* **Task statement**
Locate all lines with the word "Regular" and copy them out.
— START Given entries —
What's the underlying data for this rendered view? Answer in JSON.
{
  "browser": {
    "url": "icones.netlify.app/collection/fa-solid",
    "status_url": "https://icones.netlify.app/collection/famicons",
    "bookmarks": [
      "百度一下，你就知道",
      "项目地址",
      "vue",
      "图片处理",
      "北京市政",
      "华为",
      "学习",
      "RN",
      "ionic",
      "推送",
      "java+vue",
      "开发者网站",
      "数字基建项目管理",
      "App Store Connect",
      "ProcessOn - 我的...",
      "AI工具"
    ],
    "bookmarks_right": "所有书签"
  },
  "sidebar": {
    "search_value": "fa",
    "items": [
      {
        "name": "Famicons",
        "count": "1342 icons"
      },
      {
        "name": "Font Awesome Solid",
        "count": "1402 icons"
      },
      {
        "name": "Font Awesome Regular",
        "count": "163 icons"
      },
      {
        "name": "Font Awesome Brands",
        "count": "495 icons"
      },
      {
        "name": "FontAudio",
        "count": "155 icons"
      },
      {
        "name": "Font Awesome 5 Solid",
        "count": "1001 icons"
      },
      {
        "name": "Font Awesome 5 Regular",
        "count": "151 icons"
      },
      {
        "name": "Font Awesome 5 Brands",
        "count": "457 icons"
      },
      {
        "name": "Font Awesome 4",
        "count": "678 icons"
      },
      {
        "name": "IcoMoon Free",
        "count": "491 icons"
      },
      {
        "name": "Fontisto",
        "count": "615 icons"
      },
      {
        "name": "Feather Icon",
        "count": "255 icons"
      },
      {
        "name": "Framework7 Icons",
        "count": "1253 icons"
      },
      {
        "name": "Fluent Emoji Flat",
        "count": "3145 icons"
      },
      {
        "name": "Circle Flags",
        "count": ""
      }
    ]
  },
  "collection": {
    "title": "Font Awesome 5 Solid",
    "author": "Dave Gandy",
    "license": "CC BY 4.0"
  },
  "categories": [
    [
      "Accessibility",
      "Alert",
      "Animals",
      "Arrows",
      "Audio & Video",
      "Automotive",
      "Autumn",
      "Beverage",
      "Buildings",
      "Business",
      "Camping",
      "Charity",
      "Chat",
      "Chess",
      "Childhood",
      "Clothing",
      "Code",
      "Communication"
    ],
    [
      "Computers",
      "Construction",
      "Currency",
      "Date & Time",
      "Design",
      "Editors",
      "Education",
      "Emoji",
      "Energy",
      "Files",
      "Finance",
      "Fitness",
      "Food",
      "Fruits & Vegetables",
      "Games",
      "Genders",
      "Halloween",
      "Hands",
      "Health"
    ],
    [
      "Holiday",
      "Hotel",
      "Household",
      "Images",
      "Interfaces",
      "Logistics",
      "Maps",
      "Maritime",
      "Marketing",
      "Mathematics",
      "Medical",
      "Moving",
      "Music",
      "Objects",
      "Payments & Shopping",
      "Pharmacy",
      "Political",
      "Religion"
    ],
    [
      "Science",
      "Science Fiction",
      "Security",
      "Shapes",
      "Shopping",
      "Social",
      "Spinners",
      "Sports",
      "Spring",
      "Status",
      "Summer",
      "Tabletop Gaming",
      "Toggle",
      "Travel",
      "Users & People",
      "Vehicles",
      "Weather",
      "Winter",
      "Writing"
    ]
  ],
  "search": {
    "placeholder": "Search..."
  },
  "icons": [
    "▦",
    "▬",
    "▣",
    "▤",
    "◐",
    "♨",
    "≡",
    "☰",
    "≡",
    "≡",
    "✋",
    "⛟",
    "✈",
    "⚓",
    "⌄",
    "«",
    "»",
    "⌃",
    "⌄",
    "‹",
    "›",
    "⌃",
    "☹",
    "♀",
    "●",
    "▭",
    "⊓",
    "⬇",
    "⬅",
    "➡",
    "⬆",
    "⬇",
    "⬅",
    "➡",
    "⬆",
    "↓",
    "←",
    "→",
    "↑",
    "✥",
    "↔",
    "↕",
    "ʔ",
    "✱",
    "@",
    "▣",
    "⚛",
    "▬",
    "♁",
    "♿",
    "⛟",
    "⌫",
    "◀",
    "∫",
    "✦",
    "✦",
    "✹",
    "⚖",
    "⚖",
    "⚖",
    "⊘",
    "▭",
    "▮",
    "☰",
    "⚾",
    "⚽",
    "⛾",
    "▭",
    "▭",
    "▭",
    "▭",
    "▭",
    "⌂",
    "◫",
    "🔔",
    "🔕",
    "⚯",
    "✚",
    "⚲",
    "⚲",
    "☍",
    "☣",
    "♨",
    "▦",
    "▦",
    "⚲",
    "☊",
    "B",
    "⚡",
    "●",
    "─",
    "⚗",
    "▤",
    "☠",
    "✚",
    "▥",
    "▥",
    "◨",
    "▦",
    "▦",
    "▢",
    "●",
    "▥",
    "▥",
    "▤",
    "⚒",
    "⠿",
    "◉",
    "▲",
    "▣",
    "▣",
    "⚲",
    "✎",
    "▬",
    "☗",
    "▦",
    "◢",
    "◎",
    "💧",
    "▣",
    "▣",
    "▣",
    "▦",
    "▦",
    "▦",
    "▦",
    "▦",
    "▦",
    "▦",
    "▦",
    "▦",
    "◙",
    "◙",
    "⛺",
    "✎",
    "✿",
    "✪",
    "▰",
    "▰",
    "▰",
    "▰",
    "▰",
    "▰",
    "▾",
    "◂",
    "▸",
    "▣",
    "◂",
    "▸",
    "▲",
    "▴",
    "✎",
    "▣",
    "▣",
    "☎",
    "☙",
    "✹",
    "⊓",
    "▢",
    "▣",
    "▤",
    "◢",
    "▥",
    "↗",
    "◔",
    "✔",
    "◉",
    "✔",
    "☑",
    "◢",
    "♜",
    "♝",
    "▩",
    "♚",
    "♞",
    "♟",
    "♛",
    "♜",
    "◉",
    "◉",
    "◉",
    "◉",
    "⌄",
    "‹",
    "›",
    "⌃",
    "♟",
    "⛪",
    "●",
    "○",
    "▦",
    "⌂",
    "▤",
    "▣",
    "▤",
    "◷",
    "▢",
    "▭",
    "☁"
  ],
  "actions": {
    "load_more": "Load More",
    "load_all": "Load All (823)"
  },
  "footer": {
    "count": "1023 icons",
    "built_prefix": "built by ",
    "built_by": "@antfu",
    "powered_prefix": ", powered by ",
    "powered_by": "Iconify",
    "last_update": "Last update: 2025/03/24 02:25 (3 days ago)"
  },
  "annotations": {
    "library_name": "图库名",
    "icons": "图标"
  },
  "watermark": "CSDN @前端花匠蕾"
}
— END Given entries —
* **Task output**
        "name": "Font Awesome Regular",
        "name": "Font Awesome 5 Regular",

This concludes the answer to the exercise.